→ Items from a figure collection
# # # # #
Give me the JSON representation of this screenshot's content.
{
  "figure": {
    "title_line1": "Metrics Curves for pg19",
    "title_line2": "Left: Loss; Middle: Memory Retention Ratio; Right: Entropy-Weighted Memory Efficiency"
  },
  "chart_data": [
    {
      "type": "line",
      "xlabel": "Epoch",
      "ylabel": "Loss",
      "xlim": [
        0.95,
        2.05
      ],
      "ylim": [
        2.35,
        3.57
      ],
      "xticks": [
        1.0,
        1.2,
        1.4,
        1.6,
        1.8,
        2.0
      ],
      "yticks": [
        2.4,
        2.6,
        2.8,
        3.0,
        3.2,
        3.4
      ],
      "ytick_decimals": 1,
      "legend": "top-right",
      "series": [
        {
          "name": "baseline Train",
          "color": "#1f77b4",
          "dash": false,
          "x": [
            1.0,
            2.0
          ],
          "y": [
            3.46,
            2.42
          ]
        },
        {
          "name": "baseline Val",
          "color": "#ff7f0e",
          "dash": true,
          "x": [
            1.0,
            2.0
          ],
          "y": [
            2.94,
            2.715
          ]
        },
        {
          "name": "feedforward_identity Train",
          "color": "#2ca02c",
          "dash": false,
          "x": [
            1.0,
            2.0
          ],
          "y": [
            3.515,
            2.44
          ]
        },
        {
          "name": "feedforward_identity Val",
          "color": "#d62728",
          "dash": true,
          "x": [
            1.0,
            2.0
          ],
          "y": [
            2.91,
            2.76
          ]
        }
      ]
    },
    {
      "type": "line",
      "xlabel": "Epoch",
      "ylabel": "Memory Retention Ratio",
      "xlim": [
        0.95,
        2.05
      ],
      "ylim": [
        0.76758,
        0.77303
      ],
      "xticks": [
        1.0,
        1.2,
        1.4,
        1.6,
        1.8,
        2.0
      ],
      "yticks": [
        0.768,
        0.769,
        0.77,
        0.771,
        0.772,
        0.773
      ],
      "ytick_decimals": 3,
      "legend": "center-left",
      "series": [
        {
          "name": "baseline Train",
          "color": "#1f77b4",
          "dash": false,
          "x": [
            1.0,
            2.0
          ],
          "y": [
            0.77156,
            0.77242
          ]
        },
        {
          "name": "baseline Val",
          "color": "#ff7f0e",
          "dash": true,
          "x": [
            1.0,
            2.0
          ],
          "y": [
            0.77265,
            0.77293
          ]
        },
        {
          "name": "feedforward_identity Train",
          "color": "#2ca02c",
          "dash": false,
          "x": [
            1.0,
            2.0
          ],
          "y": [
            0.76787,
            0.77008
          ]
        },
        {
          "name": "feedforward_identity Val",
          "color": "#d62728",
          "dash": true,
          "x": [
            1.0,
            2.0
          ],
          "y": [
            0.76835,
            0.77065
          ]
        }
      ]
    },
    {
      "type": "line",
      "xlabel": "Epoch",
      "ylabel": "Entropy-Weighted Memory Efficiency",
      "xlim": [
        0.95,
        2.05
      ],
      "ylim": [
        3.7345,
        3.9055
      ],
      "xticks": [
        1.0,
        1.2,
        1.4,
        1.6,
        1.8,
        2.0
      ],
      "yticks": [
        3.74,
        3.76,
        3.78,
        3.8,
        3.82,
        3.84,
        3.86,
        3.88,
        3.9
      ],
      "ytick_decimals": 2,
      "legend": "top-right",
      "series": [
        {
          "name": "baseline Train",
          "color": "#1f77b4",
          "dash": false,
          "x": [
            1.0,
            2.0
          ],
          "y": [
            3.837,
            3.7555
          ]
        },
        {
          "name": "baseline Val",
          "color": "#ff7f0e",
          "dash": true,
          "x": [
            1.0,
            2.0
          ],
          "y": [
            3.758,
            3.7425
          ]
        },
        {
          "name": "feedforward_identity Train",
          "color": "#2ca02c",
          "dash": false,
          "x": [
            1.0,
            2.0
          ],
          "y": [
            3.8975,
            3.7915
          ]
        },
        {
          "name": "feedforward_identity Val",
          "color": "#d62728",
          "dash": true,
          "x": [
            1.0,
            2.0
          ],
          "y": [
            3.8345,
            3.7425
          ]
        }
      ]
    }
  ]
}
# # # # #
→ Written task
From the data above, copy each line where the string "Retention" appears.

→ Exercise output
    "title_line2": "Left: Loss; Middle: Memory Retention Ratio; Right: Entropy-Weighted Memory Efficiency"
      "ylabel": "Memory Retention Ratio",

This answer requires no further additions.